**Task item:**
Answer these questions using the passage about Safilguda.
(a) About how far is Safilguda from Secunderabad railway station?
(b) In which decade did Radha Krishna Nagar take shape?
(c) Employees of what kind bought plots in these colonies and built houses there?

**Passage:**
▬▬▬▬▬▬
Safilguda is well connected with roads and railways. Located around 8 km from Secunderabad railway station and 4 km from Jubilee bus station.

=== Colonies in Safilguda (New) ===
- Sharda Nagar
- Surya Nagar Enclave
- Chanakyapuri Colony
- RK Nagar
- Uttam Nagar
- Dayanand Nagar
- Chandragiri Colony
- Shiva Gowri Enclave
- Balram Nagar
- Seetharam Nagar
- West Sri Krishna Nagar Colony

Radha Krishna Nagar is specifically a colony that took shape in the 1970s and is one of the well laid-out colonies out there. Uttam Nagar, Dayanand Nagar and Chanakyapuri have also been around since the 1970s.

These colonies became popular and a place of choice for Railway employees who purchased plots during the 1970s and constructed houses in the colonies.

A significant portion of descendents of railway employees now reside in this part of city, their children working or settled abroad. Safilguda is home to a diverse and sizable population, including local residents and communities from Andhra Pradesh and people from Kerala.

==Commercial area==
There are many shops in the area catering to all needs of the people. Outlets of major Retail chains such as Reliance, Fresh @, More. and others are available here.
▬▬▬▬▬▬
**The data:**
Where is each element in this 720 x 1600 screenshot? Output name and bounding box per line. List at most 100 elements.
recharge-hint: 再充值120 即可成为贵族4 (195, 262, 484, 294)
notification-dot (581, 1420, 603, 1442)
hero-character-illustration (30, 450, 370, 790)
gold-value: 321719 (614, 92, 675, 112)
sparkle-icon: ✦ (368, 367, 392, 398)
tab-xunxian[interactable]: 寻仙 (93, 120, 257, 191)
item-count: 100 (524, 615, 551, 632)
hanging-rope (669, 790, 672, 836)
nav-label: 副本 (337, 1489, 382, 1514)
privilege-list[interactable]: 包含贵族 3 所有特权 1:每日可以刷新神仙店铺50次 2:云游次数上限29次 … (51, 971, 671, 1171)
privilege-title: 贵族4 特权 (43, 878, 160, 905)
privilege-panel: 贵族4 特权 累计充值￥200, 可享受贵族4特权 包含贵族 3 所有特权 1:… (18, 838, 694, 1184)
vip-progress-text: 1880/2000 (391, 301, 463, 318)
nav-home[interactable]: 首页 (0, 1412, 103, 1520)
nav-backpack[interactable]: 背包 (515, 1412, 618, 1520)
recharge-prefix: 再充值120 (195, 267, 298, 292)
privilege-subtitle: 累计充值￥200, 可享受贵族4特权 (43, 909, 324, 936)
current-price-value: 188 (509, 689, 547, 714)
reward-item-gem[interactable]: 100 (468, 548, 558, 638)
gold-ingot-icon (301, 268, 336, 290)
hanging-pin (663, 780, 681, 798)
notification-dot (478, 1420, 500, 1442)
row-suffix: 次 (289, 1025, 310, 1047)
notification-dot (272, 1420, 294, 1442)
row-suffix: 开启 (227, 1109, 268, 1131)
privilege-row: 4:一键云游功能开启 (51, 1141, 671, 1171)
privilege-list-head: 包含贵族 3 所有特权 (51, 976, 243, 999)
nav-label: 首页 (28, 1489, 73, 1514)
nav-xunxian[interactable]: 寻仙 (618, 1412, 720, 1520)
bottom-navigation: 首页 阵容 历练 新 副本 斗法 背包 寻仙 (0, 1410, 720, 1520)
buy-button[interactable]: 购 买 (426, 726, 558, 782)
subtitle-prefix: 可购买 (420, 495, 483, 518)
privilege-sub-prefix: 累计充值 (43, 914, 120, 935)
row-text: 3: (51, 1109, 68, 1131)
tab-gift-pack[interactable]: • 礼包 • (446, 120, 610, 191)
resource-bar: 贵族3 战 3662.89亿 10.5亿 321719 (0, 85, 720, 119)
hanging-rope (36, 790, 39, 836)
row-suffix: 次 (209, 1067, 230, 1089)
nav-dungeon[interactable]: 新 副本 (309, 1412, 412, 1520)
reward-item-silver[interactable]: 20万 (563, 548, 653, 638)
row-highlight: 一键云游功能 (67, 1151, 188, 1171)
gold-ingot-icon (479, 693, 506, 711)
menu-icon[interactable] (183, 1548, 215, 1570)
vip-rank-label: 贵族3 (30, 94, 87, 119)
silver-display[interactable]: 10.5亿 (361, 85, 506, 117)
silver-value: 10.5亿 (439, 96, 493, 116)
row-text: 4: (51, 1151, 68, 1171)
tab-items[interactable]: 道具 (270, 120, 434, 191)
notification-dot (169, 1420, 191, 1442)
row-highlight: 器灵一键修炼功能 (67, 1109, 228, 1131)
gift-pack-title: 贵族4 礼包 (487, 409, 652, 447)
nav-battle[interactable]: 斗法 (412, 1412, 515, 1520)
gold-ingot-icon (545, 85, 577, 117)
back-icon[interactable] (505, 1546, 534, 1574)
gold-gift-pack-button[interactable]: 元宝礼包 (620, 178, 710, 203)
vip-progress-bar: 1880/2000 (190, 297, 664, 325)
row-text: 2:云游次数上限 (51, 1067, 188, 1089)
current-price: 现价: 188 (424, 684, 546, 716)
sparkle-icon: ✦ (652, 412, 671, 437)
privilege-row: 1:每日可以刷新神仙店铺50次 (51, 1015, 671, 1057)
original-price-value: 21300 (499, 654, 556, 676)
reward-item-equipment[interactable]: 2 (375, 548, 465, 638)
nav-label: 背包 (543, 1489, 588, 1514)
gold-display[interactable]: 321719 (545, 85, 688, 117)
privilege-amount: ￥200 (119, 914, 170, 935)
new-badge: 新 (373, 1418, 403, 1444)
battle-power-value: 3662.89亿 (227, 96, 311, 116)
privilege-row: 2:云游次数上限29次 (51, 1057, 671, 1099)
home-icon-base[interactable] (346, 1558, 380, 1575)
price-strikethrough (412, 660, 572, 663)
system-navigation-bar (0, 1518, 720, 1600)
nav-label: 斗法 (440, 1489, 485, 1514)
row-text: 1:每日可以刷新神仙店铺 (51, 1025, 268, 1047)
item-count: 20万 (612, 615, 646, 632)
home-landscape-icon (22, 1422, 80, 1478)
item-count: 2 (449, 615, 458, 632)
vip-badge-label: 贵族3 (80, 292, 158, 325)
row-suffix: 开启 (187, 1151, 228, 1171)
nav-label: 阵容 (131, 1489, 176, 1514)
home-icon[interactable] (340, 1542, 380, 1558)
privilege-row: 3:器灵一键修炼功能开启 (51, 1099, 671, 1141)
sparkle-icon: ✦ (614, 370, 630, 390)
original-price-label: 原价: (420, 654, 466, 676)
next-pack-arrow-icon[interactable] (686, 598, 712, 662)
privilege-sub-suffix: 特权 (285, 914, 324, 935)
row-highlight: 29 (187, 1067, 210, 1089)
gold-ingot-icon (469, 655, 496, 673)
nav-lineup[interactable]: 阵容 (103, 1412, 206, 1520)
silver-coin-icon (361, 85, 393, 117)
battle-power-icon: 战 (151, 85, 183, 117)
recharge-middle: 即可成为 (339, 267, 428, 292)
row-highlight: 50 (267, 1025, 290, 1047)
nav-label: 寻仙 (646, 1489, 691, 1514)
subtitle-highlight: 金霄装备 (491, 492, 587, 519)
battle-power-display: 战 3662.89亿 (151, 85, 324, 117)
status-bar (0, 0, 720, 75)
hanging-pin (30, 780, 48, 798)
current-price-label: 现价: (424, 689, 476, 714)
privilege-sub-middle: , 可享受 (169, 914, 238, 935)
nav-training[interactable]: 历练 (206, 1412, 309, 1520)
▬▬▬▬▬▬
**Result for this task:**
(a) Around 8 km.
(b) The 1970s.
(c) Railway employees.